#### GIVEN PROBLEM:
Select the lines that contain "phân" and copy each of them.

#### MATERIAL SUPPLIED:

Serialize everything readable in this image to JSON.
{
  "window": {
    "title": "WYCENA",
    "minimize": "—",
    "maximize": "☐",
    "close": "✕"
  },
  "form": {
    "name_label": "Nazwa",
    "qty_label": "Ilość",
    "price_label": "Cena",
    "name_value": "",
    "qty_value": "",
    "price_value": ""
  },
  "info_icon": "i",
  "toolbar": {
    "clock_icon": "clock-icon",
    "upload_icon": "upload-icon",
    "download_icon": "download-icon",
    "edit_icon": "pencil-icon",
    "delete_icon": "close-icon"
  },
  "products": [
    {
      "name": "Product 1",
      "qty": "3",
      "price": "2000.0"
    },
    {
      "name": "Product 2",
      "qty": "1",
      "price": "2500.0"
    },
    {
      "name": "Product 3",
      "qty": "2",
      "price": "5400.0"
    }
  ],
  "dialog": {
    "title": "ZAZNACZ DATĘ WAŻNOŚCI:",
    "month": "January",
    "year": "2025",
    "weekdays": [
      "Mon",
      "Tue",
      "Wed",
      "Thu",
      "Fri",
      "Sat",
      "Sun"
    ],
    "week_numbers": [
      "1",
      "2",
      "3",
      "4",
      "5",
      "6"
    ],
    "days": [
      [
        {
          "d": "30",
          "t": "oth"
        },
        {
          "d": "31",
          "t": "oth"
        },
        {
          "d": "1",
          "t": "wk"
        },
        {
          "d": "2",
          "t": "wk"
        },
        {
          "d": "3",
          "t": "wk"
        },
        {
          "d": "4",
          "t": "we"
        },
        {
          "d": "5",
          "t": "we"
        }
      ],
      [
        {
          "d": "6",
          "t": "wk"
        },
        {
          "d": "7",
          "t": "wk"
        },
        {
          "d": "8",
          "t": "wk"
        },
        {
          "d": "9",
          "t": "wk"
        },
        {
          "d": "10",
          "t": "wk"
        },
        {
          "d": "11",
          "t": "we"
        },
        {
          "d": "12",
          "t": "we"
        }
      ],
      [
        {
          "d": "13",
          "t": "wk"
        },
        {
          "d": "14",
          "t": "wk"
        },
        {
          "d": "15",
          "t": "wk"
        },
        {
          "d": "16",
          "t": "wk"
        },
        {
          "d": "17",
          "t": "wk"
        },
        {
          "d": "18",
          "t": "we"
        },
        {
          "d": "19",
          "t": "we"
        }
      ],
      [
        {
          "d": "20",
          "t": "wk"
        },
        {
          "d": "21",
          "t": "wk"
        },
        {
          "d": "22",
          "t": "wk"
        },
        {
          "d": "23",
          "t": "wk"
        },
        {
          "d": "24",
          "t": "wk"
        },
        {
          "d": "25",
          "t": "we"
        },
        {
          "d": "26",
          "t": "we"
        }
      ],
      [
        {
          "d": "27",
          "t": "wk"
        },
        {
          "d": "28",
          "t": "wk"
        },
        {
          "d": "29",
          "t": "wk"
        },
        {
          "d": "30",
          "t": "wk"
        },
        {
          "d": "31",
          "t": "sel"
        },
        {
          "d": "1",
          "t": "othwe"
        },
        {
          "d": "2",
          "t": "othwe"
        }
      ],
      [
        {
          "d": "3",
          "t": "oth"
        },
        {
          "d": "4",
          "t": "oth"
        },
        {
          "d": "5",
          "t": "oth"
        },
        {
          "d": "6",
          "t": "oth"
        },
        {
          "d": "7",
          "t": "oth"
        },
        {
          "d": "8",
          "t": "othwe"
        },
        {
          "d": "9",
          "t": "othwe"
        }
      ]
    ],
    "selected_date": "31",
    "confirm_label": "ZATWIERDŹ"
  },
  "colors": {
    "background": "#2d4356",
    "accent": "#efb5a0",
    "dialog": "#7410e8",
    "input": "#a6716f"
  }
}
--
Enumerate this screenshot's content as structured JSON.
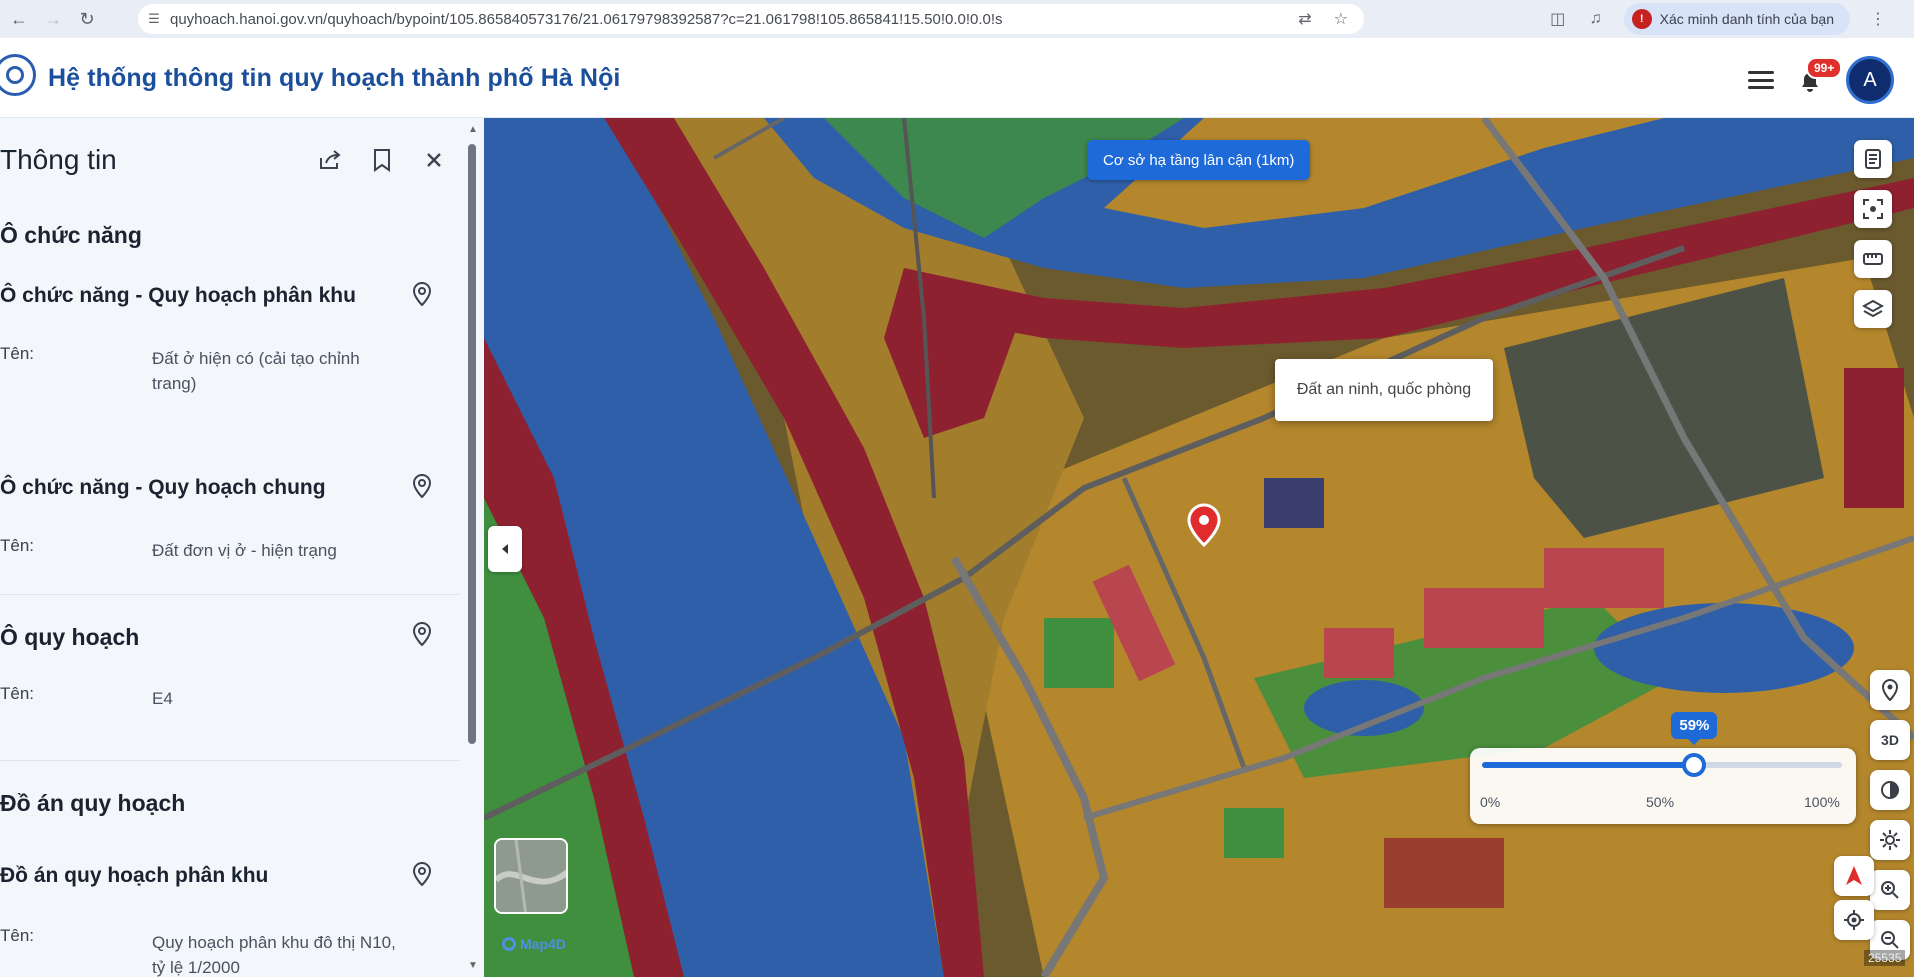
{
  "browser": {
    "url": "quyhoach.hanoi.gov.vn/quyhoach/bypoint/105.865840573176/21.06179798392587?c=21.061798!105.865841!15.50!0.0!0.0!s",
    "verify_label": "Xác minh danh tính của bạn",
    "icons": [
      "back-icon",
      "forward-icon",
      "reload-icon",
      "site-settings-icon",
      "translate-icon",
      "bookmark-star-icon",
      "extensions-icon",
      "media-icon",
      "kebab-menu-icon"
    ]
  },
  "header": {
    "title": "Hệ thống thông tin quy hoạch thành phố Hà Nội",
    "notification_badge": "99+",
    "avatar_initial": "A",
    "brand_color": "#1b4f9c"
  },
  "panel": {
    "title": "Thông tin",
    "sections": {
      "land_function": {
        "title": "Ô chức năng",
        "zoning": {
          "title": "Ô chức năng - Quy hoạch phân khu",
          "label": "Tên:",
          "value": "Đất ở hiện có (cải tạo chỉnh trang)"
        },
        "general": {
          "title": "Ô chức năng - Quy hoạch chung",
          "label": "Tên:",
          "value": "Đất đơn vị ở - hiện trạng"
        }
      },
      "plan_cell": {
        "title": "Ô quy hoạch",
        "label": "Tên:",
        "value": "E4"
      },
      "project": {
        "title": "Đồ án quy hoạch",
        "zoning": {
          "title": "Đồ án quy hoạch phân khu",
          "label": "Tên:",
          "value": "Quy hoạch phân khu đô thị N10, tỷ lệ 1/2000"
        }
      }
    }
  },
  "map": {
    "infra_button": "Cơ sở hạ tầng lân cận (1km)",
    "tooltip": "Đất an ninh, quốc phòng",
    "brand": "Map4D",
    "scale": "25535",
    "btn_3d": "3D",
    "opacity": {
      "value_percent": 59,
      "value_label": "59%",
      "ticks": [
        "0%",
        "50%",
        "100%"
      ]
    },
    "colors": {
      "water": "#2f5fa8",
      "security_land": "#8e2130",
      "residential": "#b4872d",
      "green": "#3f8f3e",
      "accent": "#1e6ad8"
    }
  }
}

#### ANSWER TO THIS EXERCISE:
          "title": "Ô chức năng - Quy hoạch phân khu",
          "title": "Đồ án quy hoạch phân khu",
          "value": "Quy hoạch phân khu đô thị N10, tỷ lệ 1/2000"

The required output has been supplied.